● **REQUEST**
Return every line of the records below verbatim, with no pictures in the copy.

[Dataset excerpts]
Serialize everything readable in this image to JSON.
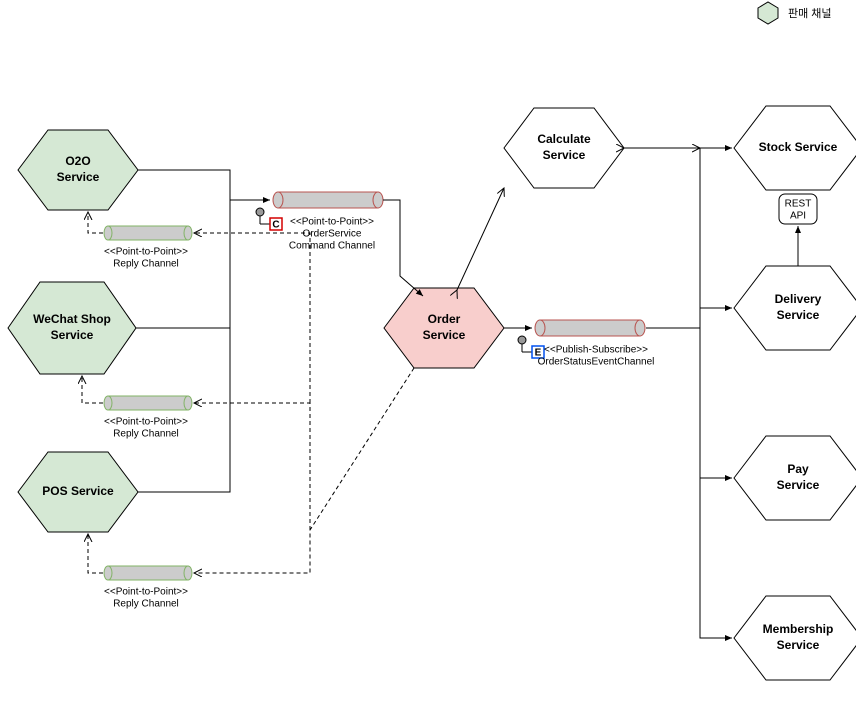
{
  "diagram": {
    "legend": {
      "label": "판매 채널"
    },
    "services": {
      "o2o": "O2O\nService",
      "wechat": "WeChat Shop\nService",
      "pos": "POS Service",
      "order": "Order\nService",
      "calculate": "Calculate\nService",
      "stock": "Stock Service",
      "delivery": "Delivery\nService",
      "pay": "Pay\nService",
      "membership": "Membership\nService"
    },
    "channels": {
      "command": {
        "stereotype": "<<Point-to-Point>>",
        "name": "OrderService\nCommand Channel",
        "badge": "C"
      },
      "event": {
        "stereotype": "<<Publish-Subscribe>>",
        "name": "OrderStatusEventChannel",
        "badge": "E"
      },
      "reply1": {
        "stereotype": "<<Point-to-Point>>",
        "name": "Reply Channel"
      },
      "reply2": {
        "stereotype": "<<Point-to-Point>>",
        "name": "Reply Channel"
      },
      "reply3": {
        "stereotype": "<<Point-to-Point>>",
        "name": "Reply Channel"
      }
    },
    "api": {
      "rest": "REST\nAPI"
    }
  }
}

● **SOLVED PROBLEM**
Serialize everything readable in this image to JSON.
{
  "diagram": {
    "legend": {
      "label": "판매 채널"
    },
    "services": {
      "o2o": "O2O\nService",
      "wechat": "WeChat Shop\nService",
      "pos": "POS Service",
      "order": "Order\nService",
      "calculate": "Calculate\nService",
      "stock": "Stock Service",
      "delivery": "Delivery\nService",
      "pay": "Pay\nService",
      "membership": "Membership\nService"
    },
    "channels": {
      "command": {
        "stereotype": "<<Point-to-Point>>",
        "name": "OrderService\nCommand Channel",
        "badge": "C"
      },
      "event": {
        "stereotype": "<<Publish-Subscribe>>",
        "name": "OrderStatusEventChannel",
        "badge": "E"
      },
      "reply1": {
        "stereotype": "<<Point-to-Point>>",
        "name": "Reply Channel"
      },
      "reply2": {
        "stereotype": "<<Point-to-Point>>",
        "name": "Reply Channel"
      },
      "reply3": {
        "stereotype": "<<Point-to-Point>>",
        "name": "Reply Channel"
      }
    },
    "api": {
      "rest": "REST\nAPI"
    }
  }
}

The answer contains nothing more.